Task details:
Please put the lines below into a Markdown table with two columns, Row and Line, giving each line a row number. Leave out blank lines and pictures.

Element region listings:
○ ○ ○ ○ ○ ○ ○
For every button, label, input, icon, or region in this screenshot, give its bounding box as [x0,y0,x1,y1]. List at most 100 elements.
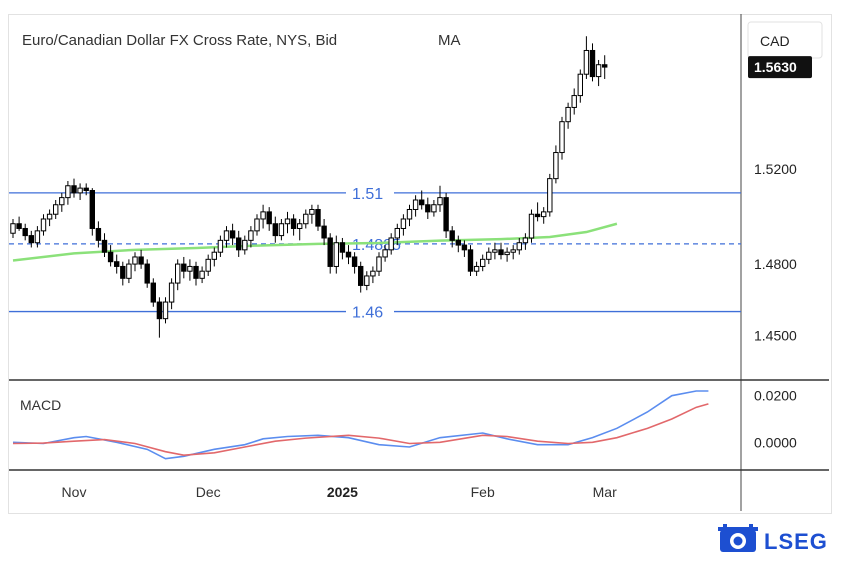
candle-body [370,270,376,277]
candle-body [205,258,211,272]
candle-body [339,242,346,253]
candle-body [595,64,602,78]
candle-body [162,301,169,320]
candle-body [16,223,22,229]
x-tick-Feb: Feb [471,484,495,500]
candle-body [53,204,59,215]
candle-body [22,227,28,237]
candle-body [547,178,553,213]
candle-body [71,185,77,194]
candle-body [528,213,535,239]
candle-body [229,230,236,239]
candle-body [333,242,340,267]
candle-body [168,282,175,303]
x-tick-2025: 2025 [327,484,358,500]
candle-body [266,211,272,225]
candle-body [467,249,474,272]
candle-body [187,265,193,272]
candle-body [211,251,218,260]
candle-body [431,204,437,213]
candle-body [107,251,114,263]
candle-body [473,265,480,272]
price-tick-1.4500: 1.4500 [754,327,797,343]
candle-body [217,239,224,253]
candle-body [223,230,230,241]
candle-body [455,239,462,246]
candle-body [480,258,486,267]
candle-body [144,263,150,284]
level-label-bg [346,300,394,323]
candle-body [95,227,102,241]
candle-body [559,121,565,154]
macd-series-macd [12,390,709,460]
macd-tick-0.0200: 0.0200 [754,388,797,404]
x-tick-Dec: Dec [196,484,221,500]
candle-body [449,230,455,241]
candle-body [522,237,529,244]
candle-body [83,187,89,192]
candle-body [364,275,370,286]
candle-body [443,197,449,232]
candle-body [156,301,163,320]
candle-body [132,256,138,265]
candle-body [358,265,364,286]
macd-panel [12,390,709,460]
candle-body [351,256,358,267]
candle-body [248,230,254,241]
candle-body [150,282,157,303]
candle-body [425,204,431,213]
candle-body [534,213,541,218]
candle-body [254,218,260,232]
candle-body [126,263,132,279]
candle-body [193,265,199,279]
candle-body [589,49,596,78]
candle-body [46,213,53,220]
candle-body [553,152,559,180]
macd-title: MACD [20,397,61,413]
candle-body [571,95,577,108]
candle-body [577,73,583,97]
candle-body [40,218,47,232]
candle-body [382,249,388,258]
candle-body [175,263,181,284]
candle-body [89,190,95,229]
candle-body [260,211,266,220]
price-tick-1.4800: 1.4800 [754,256,797,272]
candle-body [59,197,65,206]
candle-body [242,239,248,251]
candle-body [138,256,144,265]
candle-body [101,239,108,253]
candle-body [602,64,608,68]
candle-body [284,218,291,225]
indicator-label: MA [438,32,461,49]
candle-body [419,199,425,206]
x-tick-Mar: Mar [593,484,617,500]
candle-body [504,251,510,256]
candle-body [498,249,504,256]
candle-body [236,237,242,251]
candle-body [181,263,187,272]
candle-body [461,244,468,251]
candle-body [388,237,394,251]
candle-body [297,223,303,229]
candle-body [437,197,443,206]
candle-body [583,49,590,75]
candle-body [272,223,279,237]
last-price-label: 1.5630 [754,59,797,75]
candle-body [510,249,516,253]
macd-series-signal [12,403,709,456]
x-tick-Nov: Nov [62,484,87,500]
currency-badge-label: CAD [760,33,790,49]
candle-body [406,208,413,220]
candle-body [114,261,120,267]
candle-body [65,185,71,199]
candle-body [315,208,321,227]
candle-body [120,265,126,279]
candle-body [290,218,297,229]
moving-average-line [12,222,618,262]
candle-body [278,223,285,237]
lseg-emblem-icon [718,524,758,552]
candle-body [486,251,492,260]
candle-body [303,213,309,225]
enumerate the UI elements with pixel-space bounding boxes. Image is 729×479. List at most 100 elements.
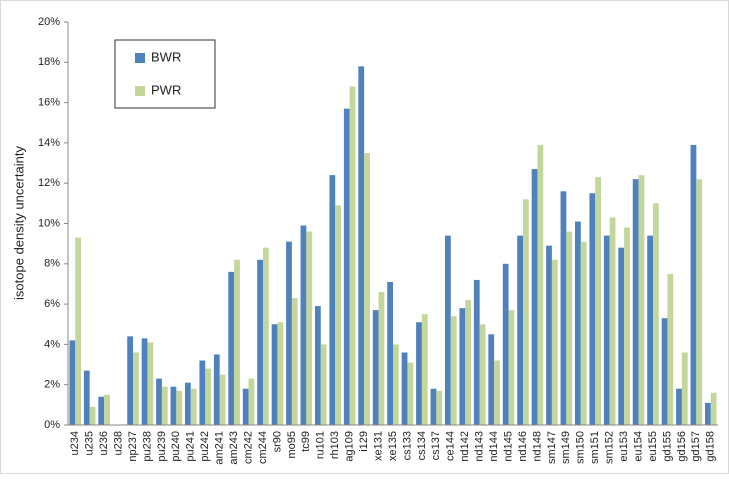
○ ○ ○ ○ ○ ○ ○
In response:
| Row | Line |
|---|---|
| 1 | For every button, label, input, icon, or region in this screenshot, give its bounding box as [x0,y0,x1,y1]. List at most 100 elements. |
| 2 | candle-body [370,270,376,277] |
| 3 | candle-body [205,258,211,272] |
| 4 | candle-body [339,242,346,253] |
| 5 | candle-body [595,64,602,78] |
| 6 | candle-body [162,301,169,320] |
| 7 | candle-body [16,223,22,229] |
| 8 | x-tick-Feb: Feb [471,484,495,500] |
| 9 | candle-body [53,204,59,215] |
| 10 | candle-body [22,227,28,237] |
| 11 | candle-body [547,178,553,213] |
| 12 | candle-body [71,185,77,194] |
| 13 | candle-body [528,213,535,239] |
| 14 | candle-body [229,230,236,239] |
| 15 | candle-body [333,242,340,267] |
| 16 | candle-body [168,282,175,303] |
| 17 | x-tick-2025: 2025 [327,484,358,500] |
| 18 | candle-body [266,211,272,225] |
| 19 | candle-body [467,249,474,272] |
| 20 | candle-body [187,265,193,272] |
| 21 | candle-body [211,251,218,260] |
| 22 | candle-body [431,204,437,213] |
| 23 | candle-body [107,251,114,263] |
| 24 | candle-body [473,265,480,272] |
| 25 | price-tick-1.4500: 1.4500 [754,327,797,343] |
| 26 | candle-body [217,239,224,253] |
| 27 | candle-body [223,230,230,241] |
| 28 | candle-body [455,239,462,246] |
| 29 | candle-body [480,258,486,267] |
| 30 | candle-body [144,263,150,284] |
| 31 | level-label-bg [346,300,394,323] |
| 32 | candle-body [95,227,102,241] |
| 33 | candle-body [559,121,565,154] |
| 34 | macd-series-macd [12,390,709,460] |
| 35 | macd-tick-0.0200: 0.0200 [754,388,797,404] |
| 36 | x-tick-Dec: Dec [196,484,221,500] |
| 37 | candle-body [449,230,455,241] |
| 38 | candle-body [522,237,529,244] |
| 39 | candle-body [83,187,89,192] |
| 40 | candle-body [364,275,370,286] |
| 41 | candle-body [443,197,449,232] |
| 42 | candle-body [156,301,163,320] |
| 43 | candle-body [132,256,138,265] |
| 44 | candle-body [358,265,364,286] |
| 45 | macd-panel [12,390,709,460] |
| 46 | candle-body [351,256,358,267] |
| 47 | candle-body [248,230,254,241] |
| 48 | candle-body [150,282,157,303] |
| 49 | candle-body [425,204,431,213] |
| 50 | candle-body [534,213,541,218] |
| 51 | candle-body [254,218,260,232] |
| 52 | candle-body [126,263,132,279] |
| 53 | candle-body [193,265,199,279] |
| 54 | candle-body [589,49,596,78] |
| 55 | candle-body [46,213,53,220] |
| 56 | candle-body [553,152,559,180] |
| 57 | macd-title: MACD [20,397,61,413] |
| 58 | candle-body [571,95,577,108] |
| 59 | candle-body [577,73,583,97] |
| 60 | candle-body [40,218,47,232] |
| 61 | candle-body [382,249,388,258] |
| 62 | candle-body [175,263,181,284] |
| 63 | candle-body [89,190,95,229] |
| 64 | candle-body [260,211,266,220] |
| 65 | price-tick-1.4800: 1.4800 [754,256,797,272] |
| 66 | candle-body [59,197,65,206] |
| 67 | candle-body [242,239,248,251] |
| 68 | candle-body [138,256,144,265] |
| 69 | candle-body [101,239,108,253] |
| 70 | candle-body [602,64,608,68] |
| 71 | candle-body [284,218,291,225] |
| 72 | indicator-label: MA [438,32,461,49] |
| 73 | candle-body [419,199,425,206] |
| 74 | x-tick-Mar: Mar [593,484,617,500] |
| 75 | candle-body [504,251,510,256] |
| 76 | candle-body [498,249,504,256] |
| 77 | candle-body [236,237,242,251] |
| 78 | candle-body [181,263,187,272] |
| 79 | candle-body [461,244,468,251] |
| 80 | candle-body [388,237,394,251] |
| 81 | candle-body [297,223,303,229] |
| 82 | candle-body [437,197,443,206] |
| 83 | candle-body [583,49,590,75] |
| 84 | candle-body [272,223,279,237] |
| 85 | last-price-label: 1.5630 [754,59,797,75] |
| 86 | candle-body [510,249,516,253] |
| 87 | macd-series-signal [12,403,709,456] |
| 88 | x-tick-Nov: Nov [62,484,87,500] |
| 89 | currency-badge-label: CAD [760,33,790,49] |
| 90 | candle-body [406,208,413,220] |
| 91 | candle-body [114,261,120,267] |
| 92 | candle-body [65,185,71,199] |
| 93 | candle-body [315,208,321,227] |
| 94 | candle-body [120,265,126,279] |
| 95 | candle-body [290,218,297,229] |
| 96 | moving-average-line [12,222,618,262] |
| 97 | candle-body [278,223,285,237] |
| 98 | lseg-emblem-icon [718,524,758,552] |
| 99 | candle-body [486,251,492,260] |
| 100 | candle-body [303,213,309,225] |
| 101 | enumerate the UI elements with pixel-space bounding boxes. Image is 729×479. List at most 100 elements. |